Directive =>
Pictures stay out; everything else in the records below is copied exactly.

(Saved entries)

-- BEGIN --

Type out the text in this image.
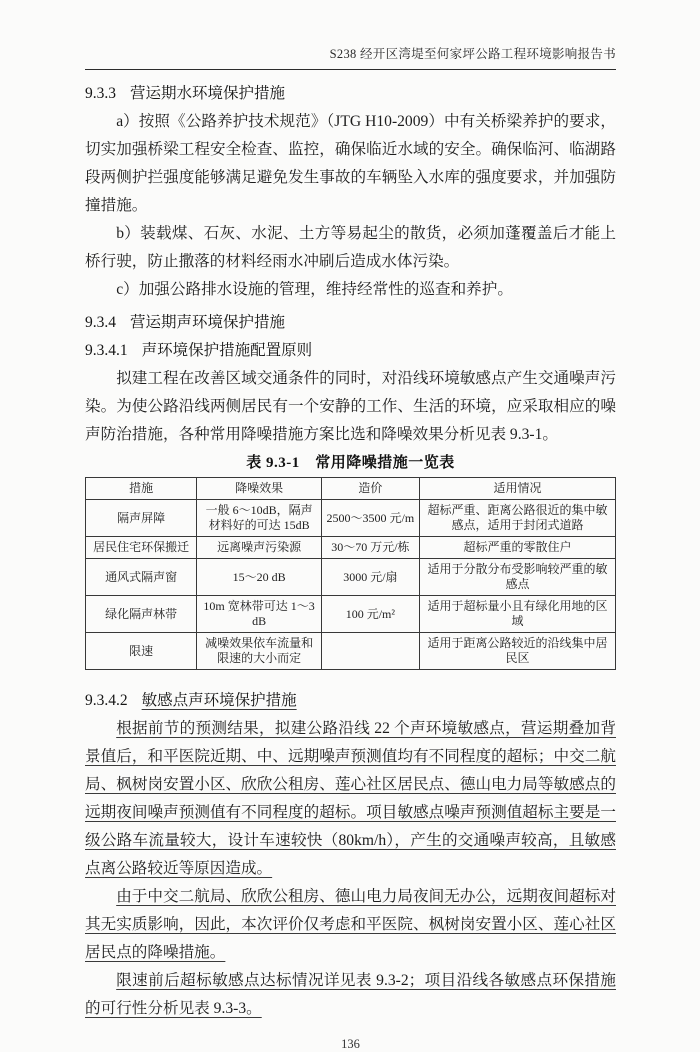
S238 经开区湾堤至何家坪公路工程环境影响报告书
9.3.3 营运期水环境保护措施

a）按照《公路养护技术规范》（JTG H10-2009）中有关桥梁养护的要求，切实加强桥梁工程安全检查、监控，确保临近水域的安全。确保临河、临湖路段两侧护拦强度能够满足避免发生事故的车辆坠入水库的强度要求，并加强防撞措施。

b）装载煤、石灰、水泥、土方等易起尘的散货，必须加蓬覆盖后才能上桥行驶，防止撒落的材料经雨水冲刷后造成水体污染。

c）加强公路排水设施的管理，维持经常性的巡查和养护。

9.3.4 营运期声环境保护措施
9.3.4.1 声环境保护措施配置原则

拟建工程在改善区域交通条件的同时，对沿线环境敏感点产生交通噪声污染。为使公路沿线两侧居民有一个安静的工作、生活的环境，应采取相应的噪声防治措施，各种常用降噪措施方案比选和降噪效果分析见表 9.3-1。

表 9.3-1　常用降噪措施一览表
措施	降噪效果	造价	适用情况
隔声屏障	一般 6～10dB，隔声材料好的可达 15dB	2500～3500 元/m	超标严重、距离公路很近的集中敏感点，适用于封闭式道路
居民住宅环保搬迁	远离噪声污染源	30～70 万元/栋	超标严重的零散住户
通风式隔声窗	15～20 dB	3000 元/扇	适用于分散分布受影响较严重的敏感点
绿化隔声林带	10m 宽林带可达 1～3 dB	100 元/m²	适用于超标量小且有绿化用地的区域
限速	减噪效果依车流量和限速的大小而定		适用于距离公路较近的沿线集中居民区
9.3.4.2 敏感点声环境保护措施

根据前节的预测结果，拟建公路沿线 22 个声环境敏感点，营运期叠加背景值后，和平医院近期、中、远期噪声预测值均有不同程度的超标；中交二航局、枫树岗安置小区、欣欣公租房、莲心社区居民点、德山电力局等敏感点的远期夜间噪声预测值有不同程度的超标。项目敏感点噪声预测值超标主要是一级公路车流量较大，设计车速较快（80km/h），产生的交通噪声较高，且敏感点离公路较近等原因造成。

由于中交二航局、欣欣公租房、德山电力局夜间无办公，远期夜间超标对其无实质影响，因此，本次评价仅考虑和平医院、枫树岗安置小区、莲心社区居民点的降噪措施。

限速前后超标敏感点达标情况详见表 9.3-2；项目沿线各敏感点环保措施的可行性分析见表 9.3-3。

136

-- END --

Worked solution =>
Type out the text in this image.
S238 经开区湾堤至何家坪公路工程环境影响报告书
9.3.3 营运期水环境保护措施

a）按照《公路养护技术规范》（JTG H10-2009）中有关桥梁养护的要求，切实加强桥梁工程安全检查、监控，确保临近水域的安全。确保临河、临湖路段两侧护拦强度能够满足避免发生事故的车辆坠入水库的强度要求，并加强防撞措施。

b）装载煤、石灰、水泥、土方等易起尘的散货，必须加蓬覆盖后才能上桥行驶，防止撒落的材料经雨水冲刷后造成水体污染。

c）加强公路排水设施的管理，维持经常性的巡查和养护。

9.3.4 营运期声环境保护措施
9.3.4.1 声环境保护措施配置原则

拟建工程在改善区域交通条件的同时，对沿线环境敏感点产生交通噪声污染。为使公路沿线两侧居民有一个安静的工作、生活的环境，应采取相应的噪声防治措施，各种常用降噪措施方案比选和降噪效果分析见表 9.3-1。

表 9.3-1　常用降噪措施一览表
措施	降噪效果	造价	适用情况
隔声屏障	一般 6～10dB，隔声材料好的可达 15dB	2500～3500 元/m	超标严重、距离公路很近的集中敏感点，适用于封闭式道路
居民住宅环保搬迁	远离噪声污染源	30～70 万元/栋	超标严重的零散住户
通风式隔声窗	15～20 dB	3000 元/扇	适用于分散分布受影响较严重的敏感点
绿化隔声林带	10m 宽林带可达 1～3 dB	100 元/m²	适用于超标量小且有绿化用地的区域
限速	减噪效果依车流量和限速的大小而定		适用于距离公路较近的沿线集中居民区
9.3.4.2 敏感点声环境保护措施

根据前节的预测结果，拟建公路沿线 22 个声环境敏感点，营运期叠加背景值后，和平医院近期、中、远期噪声预测值均有不同程度的超标；中交二航局、枫树岗安置小区、欣欣公租房、莲心社区居民点、德山电力局等敏感点的远期夜间噪声预测值有不同程度的超标。项目敏感点噪声预测值超标主要是一级公路车流量较大，设计车速较快（80km/h），产生的交通噪声较高，且敏感点离公路较近等原因造成。

由于中交二航局、欣欣公租房、德山电力局夜间无办公，远期夜间超标对其无实质影响，因此，本次评价仅考虑和平医院、枫树岗安置小区、莲心社区居民点的降噪措施。

限速前后超标敏感点达标情况详见表 9.3-2；项目沿线各敏感点环保措施的可行性分析见表 9.3-3。

136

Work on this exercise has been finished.